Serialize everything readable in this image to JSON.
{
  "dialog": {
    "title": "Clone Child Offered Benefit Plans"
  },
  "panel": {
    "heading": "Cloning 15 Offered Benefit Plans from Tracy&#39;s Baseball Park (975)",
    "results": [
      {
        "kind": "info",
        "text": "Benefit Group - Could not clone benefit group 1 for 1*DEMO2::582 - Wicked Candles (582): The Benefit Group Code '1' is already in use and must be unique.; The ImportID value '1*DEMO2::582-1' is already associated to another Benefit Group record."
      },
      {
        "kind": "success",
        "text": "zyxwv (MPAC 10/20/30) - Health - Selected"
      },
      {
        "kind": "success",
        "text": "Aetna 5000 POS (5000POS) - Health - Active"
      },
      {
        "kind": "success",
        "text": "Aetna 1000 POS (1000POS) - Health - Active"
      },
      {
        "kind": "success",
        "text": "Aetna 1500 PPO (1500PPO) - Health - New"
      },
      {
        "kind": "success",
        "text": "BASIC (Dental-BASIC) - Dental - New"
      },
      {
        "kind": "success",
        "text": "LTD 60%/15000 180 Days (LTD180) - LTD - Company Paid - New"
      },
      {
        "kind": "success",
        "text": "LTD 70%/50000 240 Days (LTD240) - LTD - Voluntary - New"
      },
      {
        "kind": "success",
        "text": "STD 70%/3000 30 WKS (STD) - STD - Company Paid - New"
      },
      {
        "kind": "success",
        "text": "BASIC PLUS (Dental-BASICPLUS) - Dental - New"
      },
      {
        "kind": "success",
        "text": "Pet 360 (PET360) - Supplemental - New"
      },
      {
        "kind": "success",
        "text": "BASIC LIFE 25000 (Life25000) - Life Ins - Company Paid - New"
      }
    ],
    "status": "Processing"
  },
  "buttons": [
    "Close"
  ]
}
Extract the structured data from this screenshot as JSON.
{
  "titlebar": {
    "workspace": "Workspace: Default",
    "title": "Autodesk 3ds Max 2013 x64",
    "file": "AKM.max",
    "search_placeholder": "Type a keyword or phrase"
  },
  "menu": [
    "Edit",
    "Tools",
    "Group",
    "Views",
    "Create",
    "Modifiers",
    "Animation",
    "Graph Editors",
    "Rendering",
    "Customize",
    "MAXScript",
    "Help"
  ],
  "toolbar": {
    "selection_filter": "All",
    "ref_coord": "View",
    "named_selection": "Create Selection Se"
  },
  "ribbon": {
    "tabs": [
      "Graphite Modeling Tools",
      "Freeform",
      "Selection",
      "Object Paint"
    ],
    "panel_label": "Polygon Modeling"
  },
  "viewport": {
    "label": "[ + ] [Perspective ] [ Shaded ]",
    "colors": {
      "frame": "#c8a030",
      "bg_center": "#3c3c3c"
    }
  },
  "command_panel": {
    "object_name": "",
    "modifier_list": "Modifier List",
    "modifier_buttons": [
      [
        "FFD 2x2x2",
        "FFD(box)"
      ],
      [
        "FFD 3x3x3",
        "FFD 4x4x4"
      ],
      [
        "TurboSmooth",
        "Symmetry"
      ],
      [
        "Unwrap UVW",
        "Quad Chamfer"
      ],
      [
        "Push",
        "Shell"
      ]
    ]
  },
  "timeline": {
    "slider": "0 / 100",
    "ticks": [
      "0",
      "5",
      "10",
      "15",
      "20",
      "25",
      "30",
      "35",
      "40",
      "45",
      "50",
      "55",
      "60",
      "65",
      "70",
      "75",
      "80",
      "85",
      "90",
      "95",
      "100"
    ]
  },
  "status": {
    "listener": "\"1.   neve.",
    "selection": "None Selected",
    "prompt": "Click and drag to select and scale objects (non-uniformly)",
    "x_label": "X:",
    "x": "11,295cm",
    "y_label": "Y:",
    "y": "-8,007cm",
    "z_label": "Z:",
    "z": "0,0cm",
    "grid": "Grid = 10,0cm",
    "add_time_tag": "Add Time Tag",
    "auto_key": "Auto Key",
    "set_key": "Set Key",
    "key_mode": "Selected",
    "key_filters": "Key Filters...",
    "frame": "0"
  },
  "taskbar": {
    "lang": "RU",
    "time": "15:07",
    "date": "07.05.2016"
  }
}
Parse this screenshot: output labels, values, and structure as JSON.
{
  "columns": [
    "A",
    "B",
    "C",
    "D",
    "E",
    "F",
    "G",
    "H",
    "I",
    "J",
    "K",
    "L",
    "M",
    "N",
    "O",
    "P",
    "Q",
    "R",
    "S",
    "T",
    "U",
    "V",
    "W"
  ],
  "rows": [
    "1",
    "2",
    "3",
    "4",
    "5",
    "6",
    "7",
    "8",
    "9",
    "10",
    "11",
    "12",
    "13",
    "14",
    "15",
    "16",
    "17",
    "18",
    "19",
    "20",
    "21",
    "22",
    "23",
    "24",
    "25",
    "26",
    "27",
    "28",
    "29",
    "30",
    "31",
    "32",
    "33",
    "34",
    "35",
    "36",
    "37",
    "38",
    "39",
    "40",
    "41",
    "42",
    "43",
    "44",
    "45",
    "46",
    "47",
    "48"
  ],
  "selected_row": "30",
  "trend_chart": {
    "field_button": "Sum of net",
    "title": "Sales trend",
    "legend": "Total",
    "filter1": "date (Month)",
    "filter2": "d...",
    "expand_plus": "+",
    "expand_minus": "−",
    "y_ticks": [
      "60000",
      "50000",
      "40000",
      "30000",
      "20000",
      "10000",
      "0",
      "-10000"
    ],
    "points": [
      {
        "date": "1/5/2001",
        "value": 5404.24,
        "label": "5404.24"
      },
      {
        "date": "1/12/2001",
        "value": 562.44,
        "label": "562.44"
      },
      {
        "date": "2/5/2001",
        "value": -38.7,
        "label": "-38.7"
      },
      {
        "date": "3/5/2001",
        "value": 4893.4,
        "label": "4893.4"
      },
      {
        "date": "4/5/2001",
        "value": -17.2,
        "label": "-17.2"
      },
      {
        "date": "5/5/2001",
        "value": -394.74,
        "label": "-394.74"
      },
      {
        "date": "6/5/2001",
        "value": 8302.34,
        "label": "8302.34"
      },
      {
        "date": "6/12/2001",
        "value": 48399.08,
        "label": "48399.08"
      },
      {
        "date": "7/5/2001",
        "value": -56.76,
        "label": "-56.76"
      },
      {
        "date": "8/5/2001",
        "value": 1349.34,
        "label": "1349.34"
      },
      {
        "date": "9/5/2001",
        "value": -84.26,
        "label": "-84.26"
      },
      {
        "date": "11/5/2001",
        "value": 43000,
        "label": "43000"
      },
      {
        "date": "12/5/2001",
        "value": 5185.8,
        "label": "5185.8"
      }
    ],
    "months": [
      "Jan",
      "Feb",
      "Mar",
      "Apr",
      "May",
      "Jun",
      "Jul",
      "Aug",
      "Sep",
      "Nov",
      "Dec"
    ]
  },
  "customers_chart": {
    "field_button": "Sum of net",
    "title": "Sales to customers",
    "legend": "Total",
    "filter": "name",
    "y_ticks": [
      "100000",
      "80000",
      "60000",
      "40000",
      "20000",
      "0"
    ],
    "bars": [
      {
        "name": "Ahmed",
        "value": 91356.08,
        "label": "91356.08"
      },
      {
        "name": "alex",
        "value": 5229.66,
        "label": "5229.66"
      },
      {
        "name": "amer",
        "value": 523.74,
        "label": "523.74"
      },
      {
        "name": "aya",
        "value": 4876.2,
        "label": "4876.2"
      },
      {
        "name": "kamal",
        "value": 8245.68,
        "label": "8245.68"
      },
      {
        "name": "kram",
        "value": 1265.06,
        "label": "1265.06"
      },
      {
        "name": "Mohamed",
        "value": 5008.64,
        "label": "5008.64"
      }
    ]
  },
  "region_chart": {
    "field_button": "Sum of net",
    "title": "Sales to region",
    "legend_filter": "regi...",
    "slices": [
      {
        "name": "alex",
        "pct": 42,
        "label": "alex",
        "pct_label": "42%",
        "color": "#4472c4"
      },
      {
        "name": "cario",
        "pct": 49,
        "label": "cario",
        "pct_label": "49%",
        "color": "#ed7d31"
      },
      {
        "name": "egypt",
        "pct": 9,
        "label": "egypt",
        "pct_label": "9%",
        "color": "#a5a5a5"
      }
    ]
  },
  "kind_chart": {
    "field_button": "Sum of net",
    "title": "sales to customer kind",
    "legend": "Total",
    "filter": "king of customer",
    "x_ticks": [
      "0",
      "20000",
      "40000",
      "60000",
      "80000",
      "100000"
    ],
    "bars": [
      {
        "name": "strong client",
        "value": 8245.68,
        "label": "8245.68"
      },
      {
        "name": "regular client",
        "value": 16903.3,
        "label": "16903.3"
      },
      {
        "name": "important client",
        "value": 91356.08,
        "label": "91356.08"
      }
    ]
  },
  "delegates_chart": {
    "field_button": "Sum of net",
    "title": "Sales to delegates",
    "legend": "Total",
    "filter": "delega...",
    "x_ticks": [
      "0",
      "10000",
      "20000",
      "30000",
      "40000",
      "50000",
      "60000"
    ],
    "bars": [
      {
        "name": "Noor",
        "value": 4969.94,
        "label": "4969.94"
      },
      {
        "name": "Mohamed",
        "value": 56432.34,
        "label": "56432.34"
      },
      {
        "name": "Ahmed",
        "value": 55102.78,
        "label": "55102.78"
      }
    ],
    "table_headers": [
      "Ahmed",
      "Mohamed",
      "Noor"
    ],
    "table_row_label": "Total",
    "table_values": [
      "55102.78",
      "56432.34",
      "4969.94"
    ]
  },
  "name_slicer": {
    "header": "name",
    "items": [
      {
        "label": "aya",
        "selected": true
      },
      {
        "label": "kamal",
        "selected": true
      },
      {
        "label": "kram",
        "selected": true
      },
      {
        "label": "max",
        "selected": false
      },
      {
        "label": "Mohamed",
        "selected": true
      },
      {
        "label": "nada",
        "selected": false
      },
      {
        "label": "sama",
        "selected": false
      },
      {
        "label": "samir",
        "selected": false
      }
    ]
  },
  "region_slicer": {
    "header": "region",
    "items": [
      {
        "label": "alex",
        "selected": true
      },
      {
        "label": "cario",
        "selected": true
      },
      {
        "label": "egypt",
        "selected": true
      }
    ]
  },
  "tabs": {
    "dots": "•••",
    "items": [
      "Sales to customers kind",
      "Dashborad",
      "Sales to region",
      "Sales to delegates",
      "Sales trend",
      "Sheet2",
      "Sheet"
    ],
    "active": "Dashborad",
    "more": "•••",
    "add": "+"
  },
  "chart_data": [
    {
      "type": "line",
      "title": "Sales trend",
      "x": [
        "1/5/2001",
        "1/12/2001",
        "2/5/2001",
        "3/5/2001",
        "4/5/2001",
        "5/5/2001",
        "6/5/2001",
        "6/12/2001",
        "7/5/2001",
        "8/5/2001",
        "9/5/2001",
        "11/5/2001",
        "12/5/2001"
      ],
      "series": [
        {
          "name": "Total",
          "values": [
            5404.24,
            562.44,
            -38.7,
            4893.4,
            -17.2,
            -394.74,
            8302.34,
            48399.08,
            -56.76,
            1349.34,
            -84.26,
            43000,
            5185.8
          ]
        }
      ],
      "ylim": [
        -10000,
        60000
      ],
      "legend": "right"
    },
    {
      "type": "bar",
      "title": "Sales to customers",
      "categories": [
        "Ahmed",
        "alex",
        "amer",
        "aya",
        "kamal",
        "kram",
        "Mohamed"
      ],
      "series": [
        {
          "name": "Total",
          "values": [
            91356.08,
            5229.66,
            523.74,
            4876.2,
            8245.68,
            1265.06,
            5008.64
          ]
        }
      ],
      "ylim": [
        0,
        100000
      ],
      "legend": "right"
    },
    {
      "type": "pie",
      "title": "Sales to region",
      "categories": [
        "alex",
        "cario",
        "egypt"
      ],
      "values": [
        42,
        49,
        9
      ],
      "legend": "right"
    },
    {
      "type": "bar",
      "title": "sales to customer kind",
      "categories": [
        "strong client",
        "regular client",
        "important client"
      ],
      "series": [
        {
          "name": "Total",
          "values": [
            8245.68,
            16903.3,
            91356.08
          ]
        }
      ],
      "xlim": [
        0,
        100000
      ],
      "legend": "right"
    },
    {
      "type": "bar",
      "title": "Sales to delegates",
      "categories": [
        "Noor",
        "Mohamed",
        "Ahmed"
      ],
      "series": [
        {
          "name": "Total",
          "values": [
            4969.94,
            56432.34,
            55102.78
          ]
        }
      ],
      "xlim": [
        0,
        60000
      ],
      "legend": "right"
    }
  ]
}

· · · · ·

Problem requirements
How many lines in these records hold the string "Offered"? Reply with the number alone.

Final result
2